Skip every image and restate the data word for word.

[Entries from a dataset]
_ _ _ _ _ _ _

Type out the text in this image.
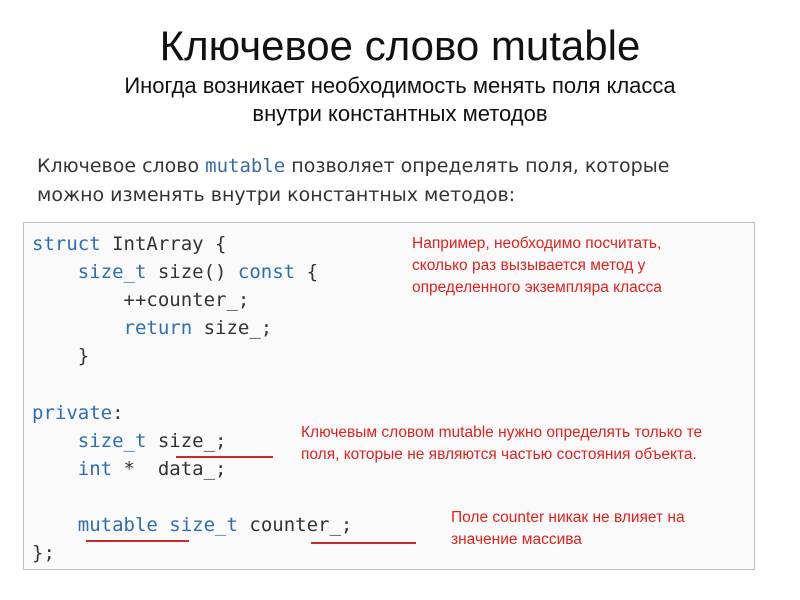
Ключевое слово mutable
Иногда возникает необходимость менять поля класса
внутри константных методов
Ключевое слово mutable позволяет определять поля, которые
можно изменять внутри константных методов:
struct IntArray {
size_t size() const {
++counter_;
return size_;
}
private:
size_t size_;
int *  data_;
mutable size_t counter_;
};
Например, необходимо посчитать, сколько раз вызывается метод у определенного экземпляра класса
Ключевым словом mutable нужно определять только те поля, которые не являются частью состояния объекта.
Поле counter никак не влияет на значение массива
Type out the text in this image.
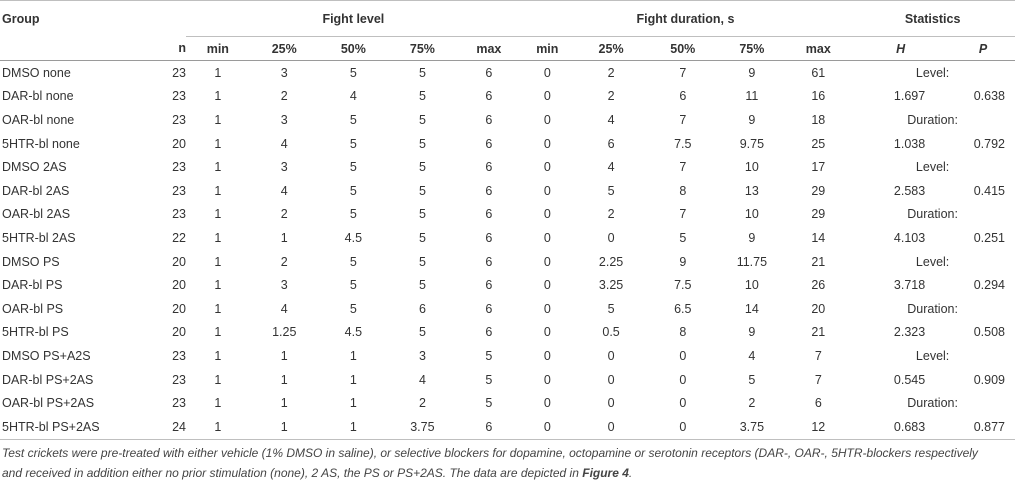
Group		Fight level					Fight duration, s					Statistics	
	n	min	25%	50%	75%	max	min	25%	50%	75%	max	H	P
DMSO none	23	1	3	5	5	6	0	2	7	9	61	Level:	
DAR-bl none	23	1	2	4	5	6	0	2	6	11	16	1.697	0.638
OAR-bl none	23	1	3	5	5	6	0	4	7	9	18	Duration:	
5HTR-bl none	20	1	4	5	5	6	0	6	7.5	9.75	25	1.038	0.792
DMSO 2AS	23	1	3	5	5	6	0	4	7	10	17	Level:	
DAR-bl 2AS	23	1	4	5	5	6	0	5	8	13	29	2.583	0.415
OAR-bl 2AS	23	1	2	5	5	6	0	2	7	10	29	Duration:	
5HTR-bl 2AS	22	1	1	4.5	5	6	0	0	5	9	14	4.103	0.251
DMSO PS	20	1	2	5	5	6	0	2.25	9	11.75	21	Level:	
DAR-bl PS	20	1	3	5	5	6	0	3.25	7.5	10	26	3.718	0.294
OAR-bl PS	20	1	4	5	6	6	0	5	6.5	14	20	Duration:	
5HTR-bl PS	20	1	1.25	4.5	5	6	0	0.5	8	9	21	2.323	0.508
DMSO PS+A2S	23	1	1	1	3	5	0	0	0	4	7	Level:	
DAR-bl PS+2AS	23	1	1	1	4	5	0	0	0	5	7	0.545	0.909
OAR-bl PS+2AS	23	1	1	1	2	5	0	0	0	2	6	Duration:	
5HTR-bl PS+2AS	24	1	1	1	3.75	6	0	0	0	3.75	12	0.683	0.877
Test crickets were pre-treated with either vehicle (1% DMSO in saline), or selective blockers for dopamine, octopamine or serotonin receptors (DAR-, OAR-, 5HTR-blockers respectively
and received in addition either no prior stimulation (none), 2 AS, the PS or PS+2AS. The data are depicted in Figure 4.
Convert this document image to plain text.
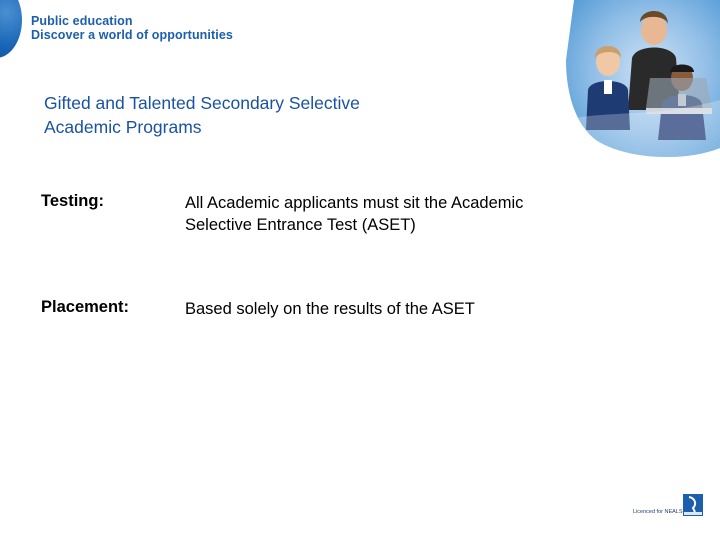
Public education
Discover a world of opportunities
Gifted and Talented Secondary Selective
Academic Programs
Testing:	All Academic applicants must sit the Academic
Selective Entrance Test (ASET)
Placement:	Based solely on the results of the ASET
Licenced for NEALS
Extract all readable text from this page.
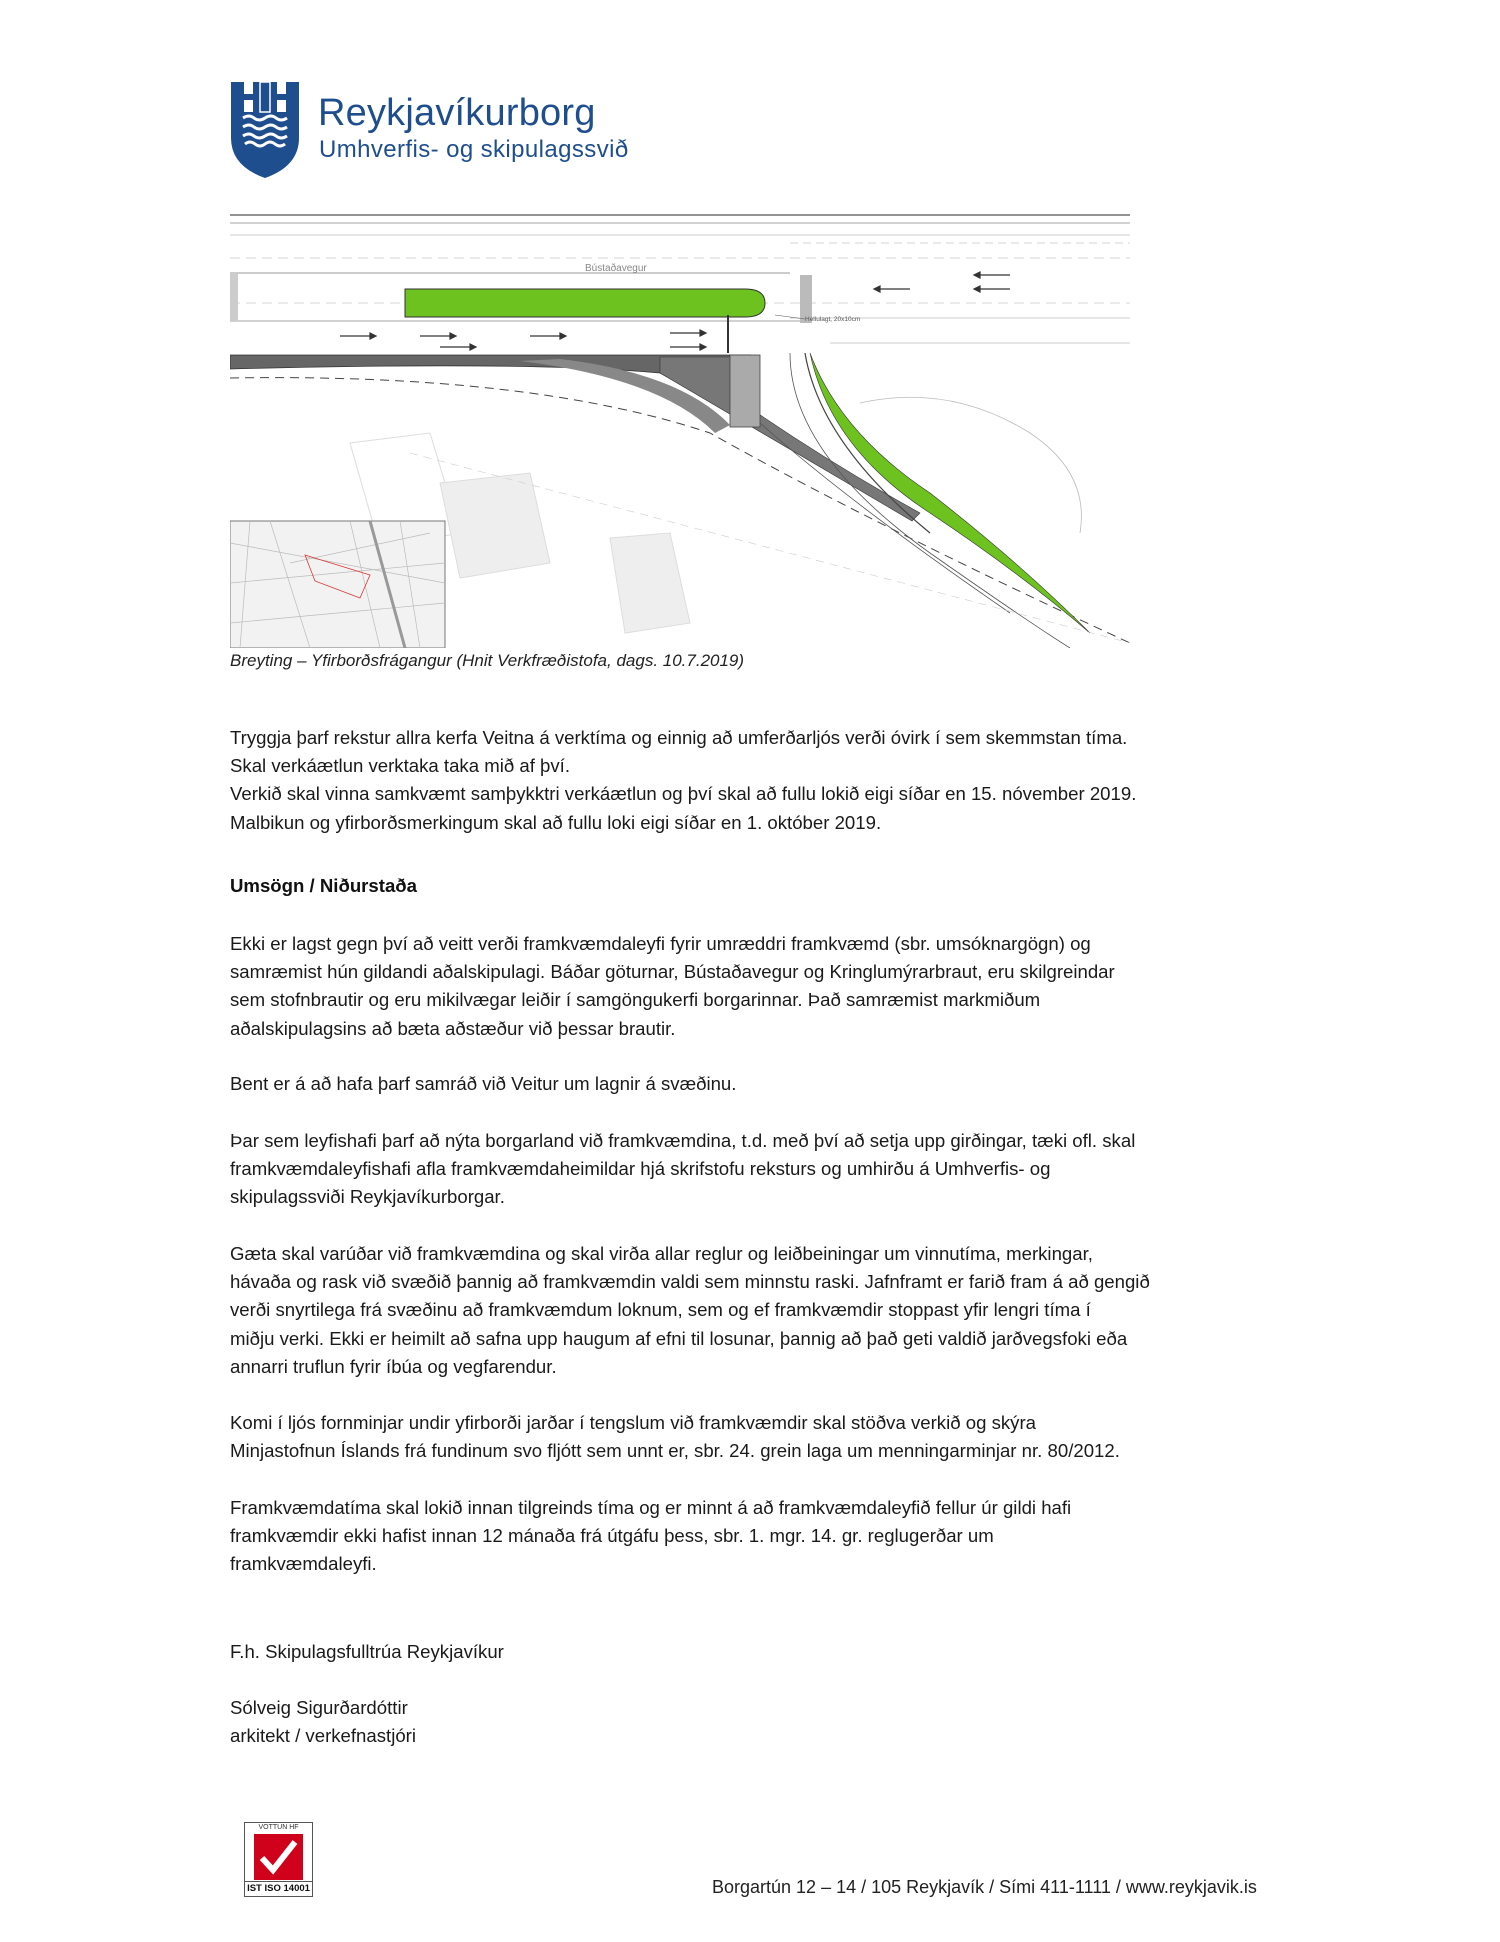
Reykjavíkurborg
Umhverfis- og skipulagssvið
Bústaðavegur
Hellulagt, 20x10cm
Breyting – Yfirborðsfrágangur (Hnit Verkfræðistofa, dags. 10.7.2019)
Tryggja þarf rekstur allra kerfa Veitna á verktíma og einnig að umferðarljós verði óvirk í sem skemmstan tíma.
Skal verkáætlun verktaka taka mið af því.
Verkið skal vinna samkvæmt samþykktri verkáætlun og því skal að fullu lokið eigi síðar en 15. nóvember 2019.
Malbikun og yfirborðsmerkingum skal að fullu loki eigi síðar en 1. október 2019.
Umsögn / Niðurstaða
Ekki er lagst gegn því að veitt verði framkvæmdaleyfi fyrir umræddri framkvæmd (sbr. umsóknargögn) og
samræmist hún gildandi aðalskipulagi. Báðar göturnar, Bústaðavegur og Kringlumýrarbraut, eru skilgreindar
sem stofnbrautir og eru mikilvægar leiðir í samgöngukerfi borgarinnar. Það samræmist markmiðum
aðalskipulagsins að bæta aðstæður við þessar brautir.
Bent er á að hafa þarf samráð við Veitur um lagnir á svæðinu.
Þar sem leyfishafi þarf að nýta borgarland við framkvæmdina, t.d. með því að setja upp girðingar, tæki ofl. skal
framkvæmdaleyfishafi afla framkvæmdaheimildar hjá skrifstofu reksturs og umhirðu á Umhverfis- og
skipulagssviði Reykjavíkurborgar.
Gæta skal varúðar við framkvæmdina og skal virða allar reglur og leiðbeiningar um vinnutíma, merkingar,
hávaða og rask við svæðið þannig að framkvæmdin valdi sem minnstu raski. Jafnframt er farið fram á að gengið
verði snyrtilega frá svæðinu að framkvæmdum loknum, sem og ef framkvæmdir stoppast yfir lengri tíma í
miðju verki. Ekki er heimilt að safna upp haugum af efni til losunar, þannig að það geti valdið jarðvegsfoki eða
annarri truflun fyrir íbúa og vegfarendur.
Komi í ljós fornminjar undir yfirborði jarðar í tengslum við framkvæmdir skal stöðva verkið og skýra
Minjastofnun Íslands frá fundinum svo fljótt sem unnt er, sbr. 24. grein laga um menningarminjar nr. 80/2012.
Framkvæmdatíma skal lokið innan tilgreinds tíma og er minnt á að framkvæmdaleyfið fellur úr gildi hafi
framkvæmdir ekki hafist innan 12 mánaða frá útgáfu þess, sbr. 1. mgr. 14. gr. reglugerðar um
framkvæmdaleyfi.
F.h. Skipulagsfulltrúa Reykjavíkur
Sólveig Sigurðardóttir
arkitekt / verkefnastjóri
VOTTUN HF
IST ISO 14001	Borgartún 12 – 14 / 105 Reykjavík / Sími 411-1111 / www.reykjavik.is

_ _ _ _ _ _ _

Solution to this problem:
Type out the text in this image.
Ключевое слово mutable
Иногда возникает необходимость менять поля класса
внутри константных методов
Ключевое слово mutable позволяет определять поля, которые
можно изменять внутри константных методов:
struct IntArray {
size_t size() const {
++counter_;
return size_;
}
private:
size_t size_;
int *  data_;
mutable size_t counter_;
};
Например, необходимо посчитать, сколько раз вызывается метод у определенного экземпляра класса
Ключевым словом mutable нужно определять только те поля, которые не являются частью состояния объекта.
Поле counter никак не влияет на значение массива
Type out the text in this image.
Group		Fight level					Fight duration, s					Statistics	
	n	min	25%	50%	75%	max	min	25%	50%	75%	max	H	P
DMSO none	23	1	3	5	5	6	0	2	7	9	61	Level:	
DAR-bl none	23	1	2	4	5	6	0	2	6	11	16	1.697	0.638
OAR-bl none	23	1	3	5	5	6	0	4	7	9	18	Duration:	
5HTR-bl none	20	1	4	5	5	6	0	6	7.5	9.75	25	1.038	0.792
DMSO 2AS	23	1	3	5	5	6	0	4	7	10	17	Level:	
DAR-bl 2AS	23	1	4	5	5	6	0	5	8	13	29	2.583	0.415
OAR-bl 2AS	23	1	2	5	5	6	0	2	7	10	29	Duration:	
5HTR-bl 2AS	22	1	1	4.5	5	6	0	0	5	9	14	4.103	0.251
DMSO PS	20	1	2	5	5	6	0	2.25	9	11.75	21	Level:	
DAR-bl PS	20	1	3	5	5	6	0	3.25	7.5	10	26	3.718	0.294
OAR-bl PS	20	1	4	5	6	6	0	5	6.5	14	20	Duration:	
5HTR-bl PS	20	1	1.25	4.5	5	6	0	0.5	8	9	21	2.323	0.508
DMSO PS+A2S	23	1	1	1	3	5	0	0	0	4	7	Level:	
DAR-bl PS+2AS	23	1	1	1	4	5	0	0	0	5	7	0.545	0.909
OAR-bl PS+2AS	23	1	1	1	2	5	0	0	0	2	6	Duration:	
5HTR-bl PS+2AS	24	1	1	1	3.75	6	0	0	0	3.75	12	0.683	0.877
Test crickets were pre-treated with either vehicle (1% DMSO in saline), or selective blockers for dopamine, octopamine or serotonin receptors (DAR-, OAR-, 5HTR-blockers respectively
and received in addition either no prior stimulation (none), 2 AS, the PS or PS+2AS. The data are depicted in Figure 4.
Convert this document image to plain text.
Public education
Discover a world of opportunities
Gifted and Talented Secondary Selective
Academic Programs
Testing:	All Academic applicants must sit the Academic
Selective Entrance Test (ASET)
Placement:	Based solely on the results of the ASET
Licenced for NEALS
Extract all readable text from this page.
Reykjavíkurborg
Umhverfis- og skipulagssvið
Bústaðavegur
Hellulagt, 20x10cm
Breyting – Yfirborðsfrágangur (Hnit Verkfræðistofa, dags. 10.7.2019)
Tryggja þarf rekstur allra kerfa Veitna á verktíma og einnig að umferðarljós verði óvirk í sem skemmstan tíma.
Skal verkáætlun verktaka taka mið af því.
Verkið skal vinna samkvæmt samþykktri verkáætlun og því skal að fullu lokið eigi síðar en 15. nóvember 2019.
Malbikun og yfirborðsmerkingum skal að fullu loki eigi síðar en 1. október 2019.
Umsögn / Niðurstaða
Ekki er lagst gegn því að veitt verði framkvæmdaleyfi fyrir umræddri framkvæmd (sbr. umsóknargögn) og
samræmist hún gildandi aðalskipulagi. Báðar göturnar, Bústaðavegur og Kringlumýrarbraut, eru skilgreindar
sem stofnbrautir og eru mikilvægar leiðir í samgöngukerfi borgarinnar. Það samræmist markmiðum
aðalskipulagsins að bæta aðstæður við þessar brautir.
Bent er á að hafa þarf samráð við Veitur um lagnir á svæðinu.
Þar sem leyfishafi þarf að nýta borgarland við framkvæmdina, t.d. með því að setja upp girðingar, tæki ofl. skal
framkvæmdaleyfishafi afla framkvæmdaheimildar hjá skrifstofu reksturs og umhirðu á Umhverfis- og
skipulagssviði Reykjavíkurborgar.
Gæta skal varúðar við framkvæmdina og skal virða allar reglur og leiðbeiningar um vinnutíma, merkingar,
hávaða og rask við svæðið þannig að framkvæmdin valdi sem minnstu raski. Jafnframt er farið fram á að gengið
verði snyrtilega frá svæðinu að framkvæmdum loknum, sem og ef framkvæmdir stoppast yfir lengri tíma í
miðju verki. Ekki er heimilt að safna upp haugum af efni til losunar, þannig að það geti valdið jarðvegsfoki eða
annarri truflun fyrir íbúa og vegfarendur.
Komi í ljós fornminjar undir yfirborði jarðar í tengslum við framkvæmdir skal stöðva verkið og skýra
Minjastofnun Íslands frá fundinum svo fljótt sem unnt er, sbr. 24. grein laga um menningarminjar nr. 80/2012.
Framkvæmdatíma skal lokið innan tilgreinds tíma og er minnt á að framkvæmdaleyfið fellur úr gildi hafi
framkvæmdir ekki hafist innan 12 mánaða frá útgáfu þess, sbr. 1. mgr. 14. gr. reglugerðar um
framkvæmdaleyfi.
F.h. Skipulagsfulltrúa Reykjavíkur
Sólveig Sigurðardóttir
arkitekt / verkefnastjóri
VOTTUN HF
IST ISO 14001	Borgartún 12 – 14 / 105 Reykjavík / Sími 411-1111 / www.reykjavik.is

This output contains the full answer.